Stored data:
--- Begin ---

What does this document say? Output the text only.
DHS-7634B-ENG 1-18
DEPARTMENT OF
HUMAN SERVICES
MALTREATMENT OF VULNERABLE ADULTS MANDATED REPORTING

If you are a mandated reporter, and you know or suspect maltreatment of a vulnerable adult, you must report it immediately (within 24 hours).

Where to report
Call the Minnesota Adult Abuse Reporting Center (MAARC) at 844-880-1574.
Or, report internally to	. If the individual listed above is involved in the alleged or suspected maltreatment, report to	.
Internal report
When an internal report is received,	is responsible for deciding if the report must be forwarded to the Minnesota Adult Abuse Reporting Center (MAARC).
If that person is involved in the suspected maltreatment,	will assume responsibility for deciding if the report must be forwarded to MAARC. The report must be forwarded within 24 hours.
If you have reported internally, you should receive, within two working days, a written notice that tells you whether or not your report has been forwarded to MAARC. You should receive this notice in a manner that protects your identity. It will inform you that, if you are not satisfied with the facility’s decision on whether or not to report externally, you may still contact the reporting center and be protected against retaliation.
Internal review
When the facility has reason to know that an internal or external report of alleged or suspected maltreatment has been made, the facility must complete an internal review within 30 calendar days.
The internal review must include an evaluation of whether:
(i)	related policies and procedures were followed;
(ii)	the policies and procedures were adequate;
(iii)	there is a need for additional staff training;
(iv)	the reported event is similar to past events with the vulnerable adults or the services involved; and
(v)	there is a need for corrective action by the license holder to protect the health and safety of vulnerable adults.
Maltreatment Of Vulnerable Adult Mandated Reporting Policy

--- End ---

Instructions to follow
Find and copy each line above that includes the string "there".

Solution for this problem
(iii)	there is a need for additional staff training;
(v)	there is a need for corrective action by the license holder to protect the health and safety of vulnerable adults.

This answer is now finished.